• STATED PROBLEM:
Repeat the whole of the data, keeping every detail the same.

• DATASET ROWS:
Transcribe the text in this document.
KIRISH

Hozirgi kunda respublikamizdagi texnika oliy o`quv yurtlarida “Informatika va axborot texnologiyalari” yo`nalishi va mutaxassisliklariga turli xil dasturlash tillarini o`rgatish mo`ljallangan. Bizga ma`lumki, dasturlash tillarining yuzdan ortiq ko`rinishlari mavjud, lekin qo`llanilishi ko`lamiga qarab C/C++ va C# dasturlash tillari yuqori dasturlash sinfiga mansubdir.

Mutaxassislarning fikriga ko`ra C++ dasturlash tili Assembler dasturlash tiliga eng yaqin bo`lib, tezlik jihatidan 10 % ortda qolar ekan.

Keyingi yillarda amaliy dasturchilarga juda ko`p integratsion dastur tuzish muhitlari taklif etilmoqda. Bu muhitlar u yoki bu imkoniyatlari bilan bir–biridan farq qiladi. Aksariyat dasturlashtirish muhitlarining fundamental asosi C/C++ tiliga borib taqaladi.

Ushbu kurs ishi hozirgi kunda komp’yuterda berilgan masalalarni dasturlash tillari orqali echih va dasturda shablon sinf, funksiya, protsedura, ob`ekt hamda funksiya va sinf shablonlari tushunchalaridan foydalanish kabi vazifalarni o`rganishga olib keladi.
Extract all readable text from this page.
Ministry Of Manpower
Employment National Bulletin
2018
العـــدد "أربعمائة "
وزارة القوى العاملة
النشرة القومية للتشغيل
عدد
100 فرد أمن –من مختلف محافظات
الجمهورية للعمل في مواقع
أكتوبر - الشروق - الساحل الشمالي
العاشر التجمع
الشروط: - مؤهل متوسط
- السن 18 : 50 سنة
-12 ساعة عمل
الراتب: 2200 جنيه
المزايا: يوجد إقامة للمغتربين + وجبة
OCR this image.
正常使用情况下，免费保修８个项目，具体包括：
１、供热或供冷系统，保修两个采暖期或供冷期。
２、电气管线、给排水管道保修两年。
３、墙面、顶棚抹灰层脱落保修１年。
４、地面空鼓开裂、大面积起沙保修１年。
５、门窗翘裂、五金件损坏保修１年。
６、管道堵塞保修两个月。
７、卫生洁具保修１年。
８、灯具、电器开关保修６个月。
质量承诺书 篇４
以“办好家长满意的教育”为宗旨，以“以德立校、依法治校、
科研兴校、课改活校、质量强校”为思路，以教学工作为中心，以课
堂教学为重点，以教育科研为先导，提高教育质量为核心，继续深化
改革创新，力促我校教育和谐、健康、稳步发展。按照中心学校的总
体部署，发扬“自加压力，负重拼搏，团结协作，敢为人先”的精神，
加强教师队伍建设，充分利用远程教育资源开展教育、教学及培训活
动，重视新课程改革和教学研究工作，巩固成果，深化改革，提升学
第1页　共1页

• FULL RESPONSE:
Transcribe the text in this document.
KIRISH

Hozirgi kunda respublikamizdagi texnika oliy o`quv yurtlarida “Informatika va axborot texnologiyalari” yo`nalishi va mutaxassisliklariga turli xil dasturlash tillarini o`rgatish mo`ljallangan. Bizga ma`lumki, dasturlash tillarining yuzdan ortiq ko`rinishlari mavjud, lekin qo`llanilishi ko`lamiga qarab C/C++ va C# dasturlash tillari yuqori dasturlash sinfiga mansubdir.

Mutaxassislarning fikriga ko`ra C++ dasturlash tili Assembler dasturlash tiliga eng yaqin bo`lib, tezlik jihatidan 10 % ortda qolar ekan.

Keyingi yillarda amaliy dasturchilarga juda ko`p integratsion dastur tuzish muhitlari taklif etilmoqda. Bu muhitlar u yoki bu imkoniyatlari bilan bir–biridan farq qiladi. Aksariyat dasturlashtirish muhitlarining fundamental asosi C/C++ tiliga borib taqaladi.

Ushbu kurs ishi hozirgi kunda komp’yuterda berilgan masalalarni dasturlash tillari orqali echih va dasturda shablon sinf, funksiya, protsedura, ob`ekt hamda funksiya va sinf shablonlari tushunchalaridan foydalanish kabi vazifalarni o`rganishga olib keladi.
Extract all readable text from this page.
Ministry Of Manpower
Employment National Bulletin
2018
العـــدد "أربعمائة "
وزارة القوى العاملة
النشرة القومية للتشغيل
عدد
100 فرد أمن –من مختلف محافظات
الجمهورية للعمل في مواقع
أكتوبر - الشروق - الساحل الشمالي
العاشر التجمع
الشروط: - مؤهل متوسط
- السن 18 : 50 سنة
-12 ساعة عمل
الراتب: 2200 جنيه
المزايا: يوجد إقامة للمغتربين + وجبة
OCR this image.
正常使用情况下，免费保修８个项目，具体包括：
１、供热或供冷系统，保修两个采暖期或供冷期。
２、电气管线、给排水管道保修两年。
３、墙面、顶棚抹灰层脱落保修１年。
４、地面空鼓开裂、大面积起沙保修１年。
５、门窗翘裂、五金件损坏保修１年。
６、管道堵塞保修两个月。
７、卫生洁具保修１年。
８、灯具、电器开关保修６个月。
质量承诺书 篇４
以“办好家长满意的教育”为宗旨，以“以德立校、依法治校、
科研兴校、课改活校、质量强校”为思路，以教学工作为中心，以课
堂教学为重点，以教育科研为先导，提高教育质量为核心，继续深化
改革创新，力促我校教育和谐、健康、稳步发展。按照中心学校的总
体部署，发扬“自加压力，负重拼搏，团结协作，敢为人先”的精神，
加强教师队伍建设，充分利用远程教育资源开展教育、教学及培训活
动，重视新课程改革和教学研究工作，巩固成果，深化改革，提升学
第1页　共1页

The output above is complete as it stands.